-- START Supplied entries --
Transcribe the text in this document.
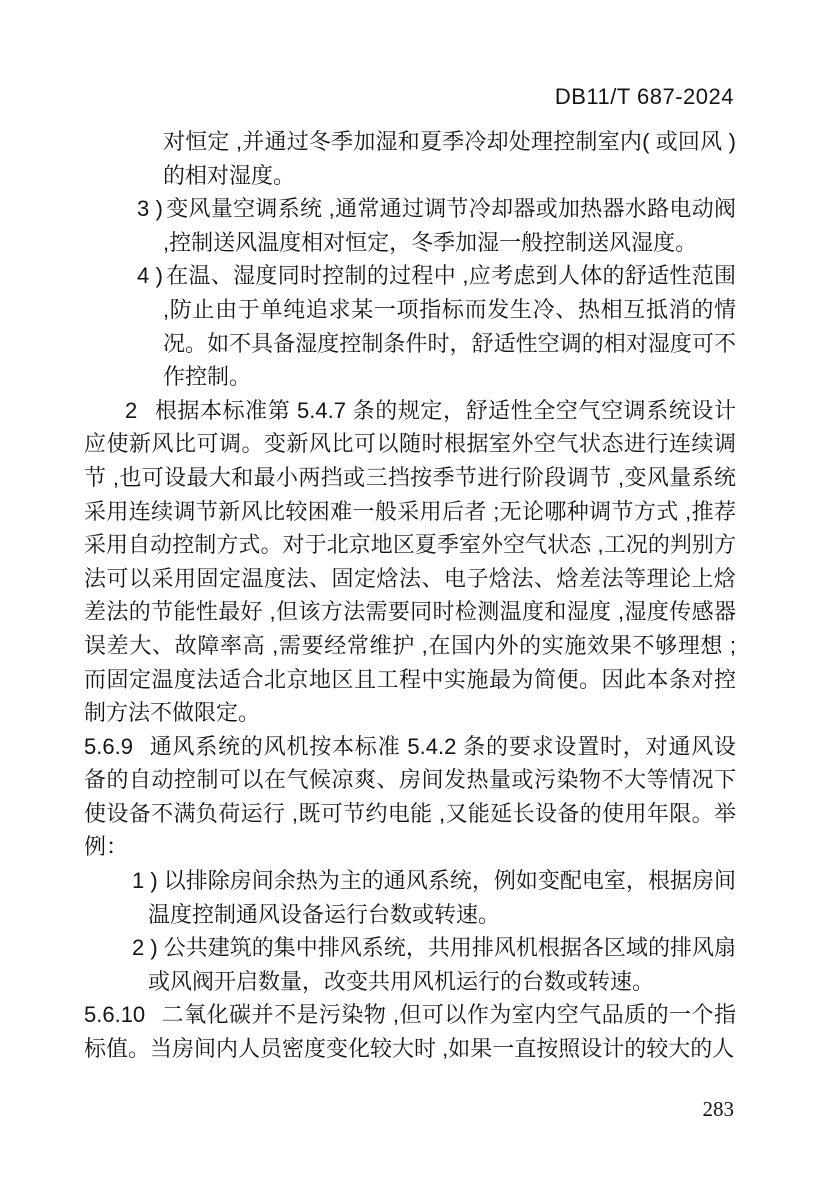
DB11/T 687-2024

对恒定 ,并通过冬季加湿和夏季冷却处理控制室内( 或回风 )的相对湿度。

3 ) 变风量空调系统 ,通常通过调节冷却器或加热器水路电动阀 ,控制送风温度相对恒定，冬季加湿一般控制送风湿度。

4 ) 在温、湿度同时控制的过程中 ,应考虑到人体的舒适性范围 ,防止由于单纯追求某一项指标而发生冷、热相互抵消的情况。如不具备湿度控制条件时，舒适性空调的相对湿度可不作控制。

2 根据本标准第 5.4.7 条的规定，舒适性全空气空调系统设计应使新风比可调。变新风比可以随时根据室外空气状态进行连续调节 ,也可设最大和最小两挡或三挡按季节进行阶段调节 ,变风量系统采用连续调节新风比较困难一般采用后者 ;无论哪种调节方式 ,推荐采用自动控制方式。对于北京地区夏季室外空气状态 ,工况的判别方法可以采用固定温度法、固定焓法、电子焓法、焓差法等理论上焓差法的节能性最好 ,但该方法需要同时检测温度和湿度 ,湿度传感器误差大、故障率高 ,需要经常维护 ,在国内外的实施效果不够理想 ;而固定温度法适合北京地区且工程中实施最为简便。因此本条对控制方法不做限定。

5.6.9 通风系统的风机按本标准 5.4.2 条的要求设置时，对通风设备的自动控制可以在气候凉爽、房间发热量或污染物不大等情况下使设备不满负荷运行 ,既可节约电能 ,又能延长设备的使用年限。举例：

1 ) 以排除房间余热为主的通风系统，例如变配电室，根据房间温度控制通风设备运行台数或转速。

2 ) 公共建筑的集中排风系统，共用排风机根据各区域的排风扇或风阀开启数量，改变共用风机运行的台数或转速。

5.6.10 二氧化碳并不是污染物 ,但可以作为室内空气品质的一个指标值。当房间内人员密度变化较大时 ,如果一直按照设计的较大的人

283
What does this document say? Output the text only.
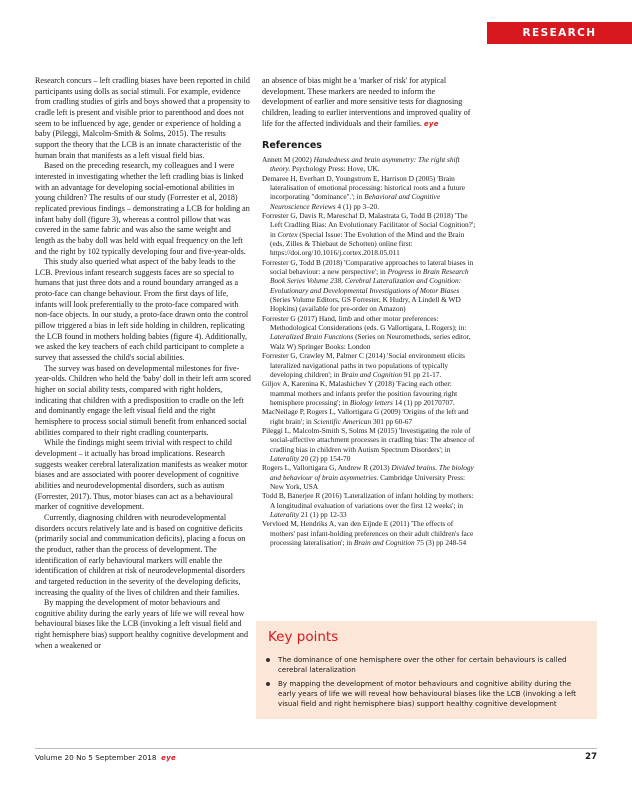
RESEARCH

Research concurs – left cradling biases have been reported in child participants using dolls as social stimuli. For example, evidence from cradling studies of girls and boys showed that a propensity to cradle left is present and visible prior to parenthood and does not seem to be influenced by age, gender or experience of holding a baby (Pileggi, Malcolm-Smith & Solms, 2015). The results support the theory that the LCB is an innate characteristic of the human brain that manifests as a left visual field bias.

Based on the preceding research, my colleagues and I were interested in investigating whether the left cradling bias is linked with an advantage for developing social-emotional abilities in young children? The results of our study (Forrester et al, 2018) replicated previous findings – demonstrating a LCB for holding an infant baby doll (figure 3), whereas a control pillow that was covered in the same fabric and was also the same weight and length as the baby doll was held with equal frequency on the left and the right by 102 typically developing four and five-year-olds.

This study also queried what aspect of the baby leads to the LCB. Previous infant research suggests faces are so special to humans that just three dots and a round boundary arranged as a proto-face can change behaviour. From the first days of life, infants will look preferentially to the proto-face compared with non-face objects. In our study, a proto-face drawn onto the control pillow triggered a bias in left side holding in children, replicating the LCB found in mothers holding babies (figure 4). Additionally, we asked the key teachers of each child participant to complete a survey that assessed the child's social abilities.

The survey was based on developmental milestones for five-year-olds. Children who held the 'baby' doll in their left arm scored higher on social ability tests, compared with right holders, indicating that children with a predisposition to cradle on the left and dominantly engage the left visual field and the right hemisphere to process social stimuli benefit from enhanced social abilities compared to their right cradling counterparts.

While the findings might seem trivial with respect to child development – it actually has broad implications. Research suggests weaker cerebral lateralization manifests as weaker motor biases and are associated with poorer development of cognitive abilities and neurodevelopmental disorders, such as autism (Forrester, 2017). Thus, motor biases can act as a behavioural marker of cognitive development.

Currently, diagnosing children with neurodevelopmental disorders occurs relatively late and is based on cognitive deficits (primarily social and communication deficits), placing a focus on the product, rather than the process of development. The identification of early behavioural markers will enable the identification of children at risk of neurodevelopmental disorders and targeted reduction in the severity of the developing deficits, increasing the quality of the lives of children and their families.

By mapping the development of motor behaviours and cognitive ability during the early years of life we will reveal how behavioural biases like the LCB (invoking a left visual field and right hemisphere bias) support healthy cognitive development and when a weakened or

an absence of bias might be a 'marker of risk' for atypical development. These markers are needed to inform the development of earlier and more sensitive tests for diagnosing children, leading to earlier interventions and improved quality of life for the affected individuals and their families. eye

References
Annett M (2002) Handedness and brain asymmetry: The right shift theory. Psychology Press: Hove, UK.
Demaree H, Everhart D, Youngstrom E, Harrison D (2005) 'Brain lateralisation of emotional processing: historical roots and a future incorporating "dominance".'; in Behavioral and Cognitive Neuroscience Reviews 4 (1) pp 3–20.
Forrester G, Davis R, Mareschal D, Malastrata G, Todd B (2018) 'The Left Cradling Bias: An Evolutionary Facilitator of Social Cognition?'; in Cortex (Special Issue: The Evolution of the Mind and the Brain (eds, Zilles & Thiebaut de Schotten) online first: https://doi.org/10.1016/j.cortex.2018.05.011
Forrester G, Todd B (2018) 'Comparative approaches to lateral biases in social behaviour: a new perspective'; in Progress in Brain Research Book Series Volume 238, Cerebral Lateralization and Cognition: Evolutionary and Developmental Investigations of Motor Biases (Series Volume Editors, GS Forrester, K Hudry, A Lindell & WD Hopkins) (available for pre-order on Amazon)
Forrester G (2017) Hand, limb and other motor preferences: Methodological Considerations (eds. G Vallortigara, L Rogers); in: Lateralized Brain Functions (Series on Neuromethods, series editor, Walz W) Springer Books: London
Forrester G, Crawley M, Palmer C (2014) 'Social environment elicits lateralized navigational paths in two populations of typically developing children'; in Brain and Cognition 91 pp 21-17.
Giljov A, Karenina K, Malashichev Y (2018) 'Facing each other: mammal mothers and infants prefer the position favouring right hemisphere processing'; in Biology letters 14 (1) pp 20170707.
MacNeilage P, Rogers L, Vallortigara G (2009) 'Origins of the left and right brain'; in Scientific American 301 pp 60-67
Pileggi L, Malcolm-Smith S, Solms M (2015) 'Investigating the role of social-affective attachment processes in cradling bias: The absence of cradling bias in children with Autism Spectrum Disorders'; in Laterality 20 (2) pp 154-70
Rogers L, Vallortigara G, Andrew R (2013) Divided brains. The biology and behaviour of brain asymmetries. Cambridge University Press: New York, USA
Todd B, Banerjee R (2016) 'Lateralization of infant holding by mothers: A longitudinal evaluation of variations over the first 12 weeks'; in Laterality 21 (1) pp 12-33
Vervloed M, Hendriks A, van den Eijnde E (2011) 'The effects of mothers' past infant-holding preferences on their adult children's face processing lateralisation'; in Brain and Cognition 75 (3) pp 248-54
Key points
The dominance of one hemisphere over the other for certain behaviours is called cerebral lateralization
By mapping the development of motor behaviours and cognitive ability during the early years of life we will reveal how behavioural biases like the LCB (invoking a left visual field and right hemisphere bias) support healthy cognitive development
Volume 20 No 5 September 2018 eye	27
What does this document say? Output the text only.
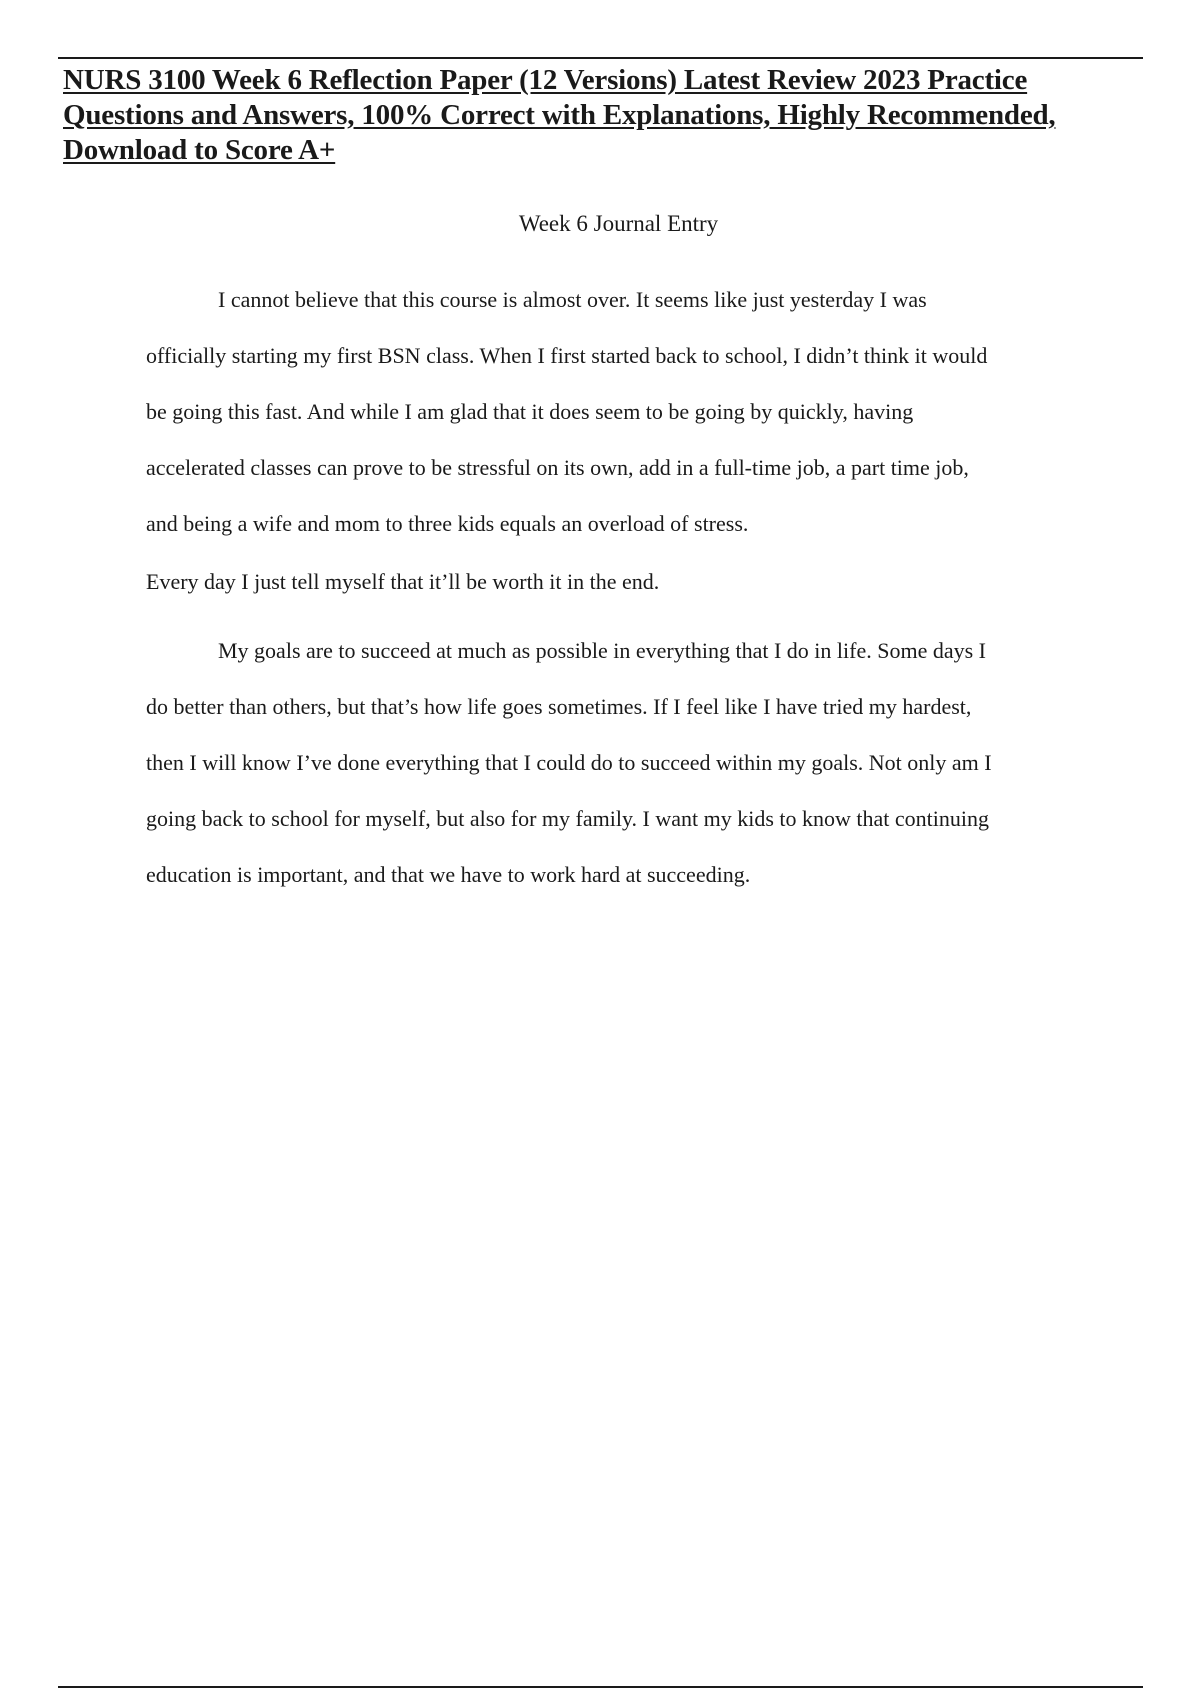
NURS 3100 Week 6 Reflection Paper (12 Versions) Latest Review 2023 Practice
Questions and Answers, 100% Correct with Explanations, Highly Recommended,
Download to Score A+
Week 6 Journal Entry
I cannot believe that this course is almost over. It seems like just yesterday I was
officially starting my first BSN class. When I first started back to school, I didn’t think it would
be going this fast. And while I am glad that it does seem to be going by quickly, having
accelerated classes can prove to be stressful on its own, add in a full-time job, a part time job,
and being a wife and mom to three kids equals an overload of stress.
Every day I just tell myself that it’ll be worth it in the end.
My goals are to succeed at much as possible in everything that I do in life. Some days I
do better than others, but that’s how life goes sometimes. If I feel like I have tried my hardest,
then I will know I’ve done everything that I could do to succeed within my goals. Not only am I
going back to school for myself, but also for my family. I want my kids to know that continuing
education is important, and that we have to work hard at succeeding.
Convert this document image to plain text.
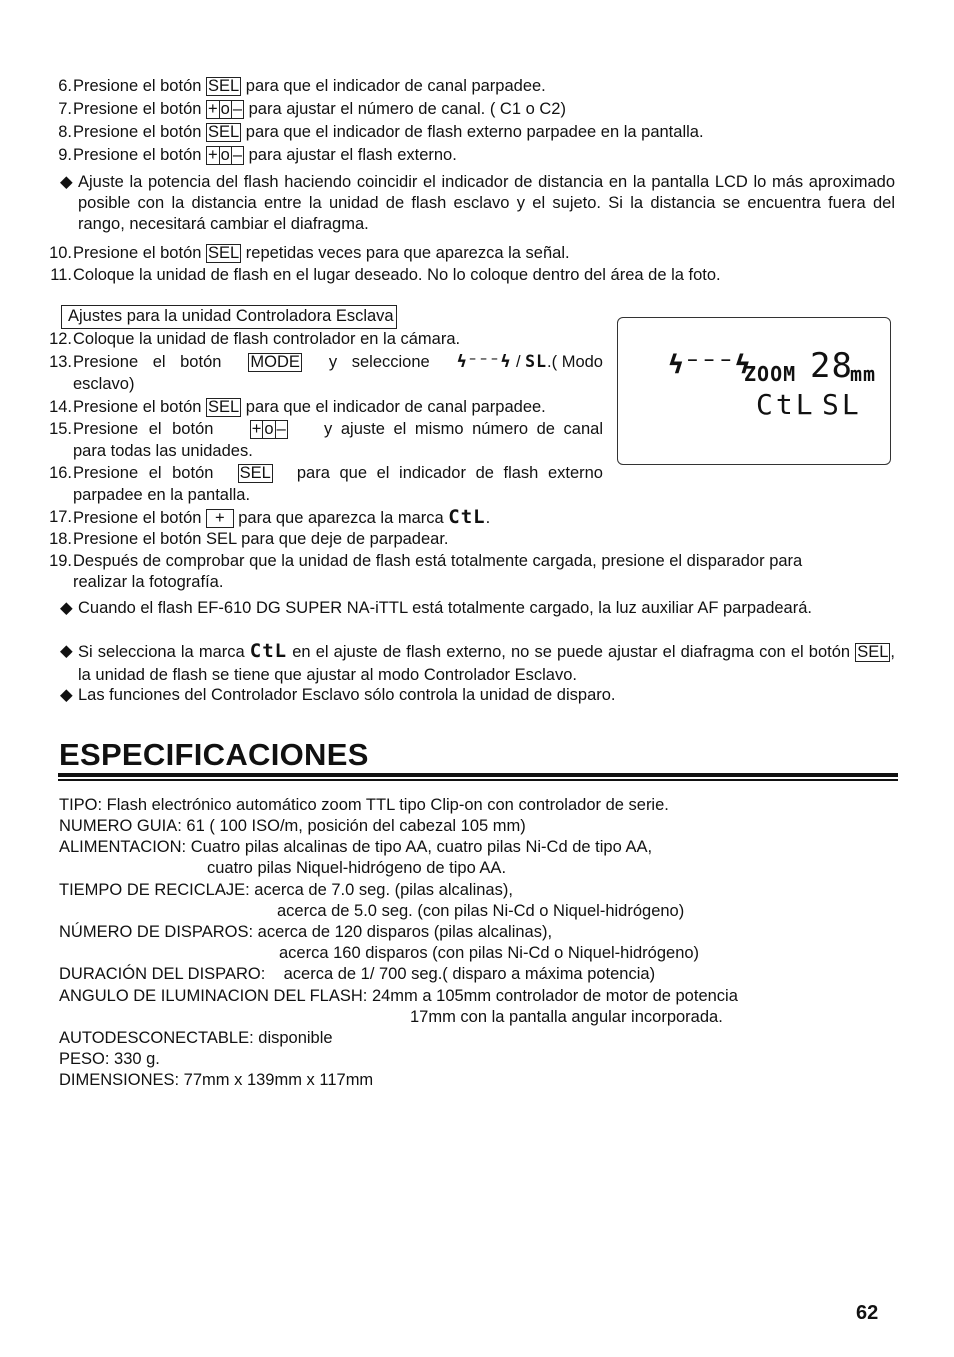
6. Presione el botón SEL para que el indicador de canal parpadee.
7. Presione el botón + o – para ajustar el número de canal. ( C1 o C2)
8. Presione el botón SEL para que el indicador de flash externo parpadee en la pantalla.
9. Presione el botón + o – para ajustar el flash externo.
◆ Ajuste la potencia del flash haciendo coincidir el indicador de distancia en la pantalla LCD lo más aproximado posible con la distancia entre la unidad de flash esclavo y el sujeto. Si la distancia se encuentra fuera del rango, necesitará cambiar el diafragma.
10. Presione el botón SEL repetidas veces para que aparezca la señal.
11. Coloque la unidad de flash en el lugar deseado. No lo coloque dentro del área de la foto.
Ajustes para la unidad Controladora Esclava
12. Coloque la unidad de flash controlador en la cámara.
13. Presione el botón MODE y seleccione ϟ⁻⁻⁻ϟ / SL.( Modo
esclavo)
14. Presione el botón SEL para que el indicador de canal parpadee.
15. Presione el botón + o – y ajuste el mismo número de canal
para todas las unidades.
16. Presione el botón SEL para que el indicador de flash externo
parpadee en la pantalla.
17. Presione el botón + para que aparezca la marca CtL.
18. Presione el botón SEL para que deje de parpadear.
19. Después de comprobar que la unidad de flash está totalmente cargada, presione el disparador para
realizar la fotografía.
◆ Cuando el flash EF-610 DG SUPER NA-iTTL está totalmente cargado, la luz auxiliar AF parpadeará.
◆ Si selecciona la marca CtL en el ajuste de flash externo, no se puede ajustar el diafragma con el botón SEL , la unidad de flash se tiene que ajustar al modo Controlador Esclavo.
◆ Las funciones del Controlador Esclavo sólo controla la unidad de disparo.
ϟ⁻⁻⁻ϟ
ZOOM 28
mm
CtL SL
ESPECIFICACIONES
TIPO: Flash electrónico automático zoom TTL tipo Clip-on con controlador de serie.
NUMERO GUIA: 61 ( 100 ISO/m, posición del cabezal 105 mm)
ALIMENTACION: Cuatro pilas alcalinas de tipo AA, cuatro pilas Ni-Cd de tipo AA,
cuatro pilas Niquel-hidrógeno de tipo AA.
TIEMPO DE RECICLAJE: acerca de 7.0 seg. (pilas alcalinas),
acerca de 5.0 seg. (con pilas Ni-Cd o Niquel-hidrógeno)
NÚMERO DE DISPAROS: acerca de 120 disparos (pilas alcalinas),
acerca 160 disparos (con pilas Ni-Cd o Niquel-hidrógeno)
DURACIÓN DEL DISPARO:    acerca de 1/ 700 seg.( disparo a máxima potencia)
ANGULO DE ILUMINACION DEL FLASH: 24mm a 105mm controlador de motor de potencia
17mm con la pantalla angular incorporada.
AUTODESCONECTABLE: disponible
PESO: 330 g.
DIMENSIONES: 77mm x 139mm x 117mm
62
-- END Supplied entries --
◆ Given task:
Select every line in the material above where the string "goals" occurs, and copy it.

◆ Answer for this exercise:
My goals are to succeed at much as possible in everything that I do in life. Some days I
then I will know I’ve done everything that I could do to succeed within my goals. Not only am I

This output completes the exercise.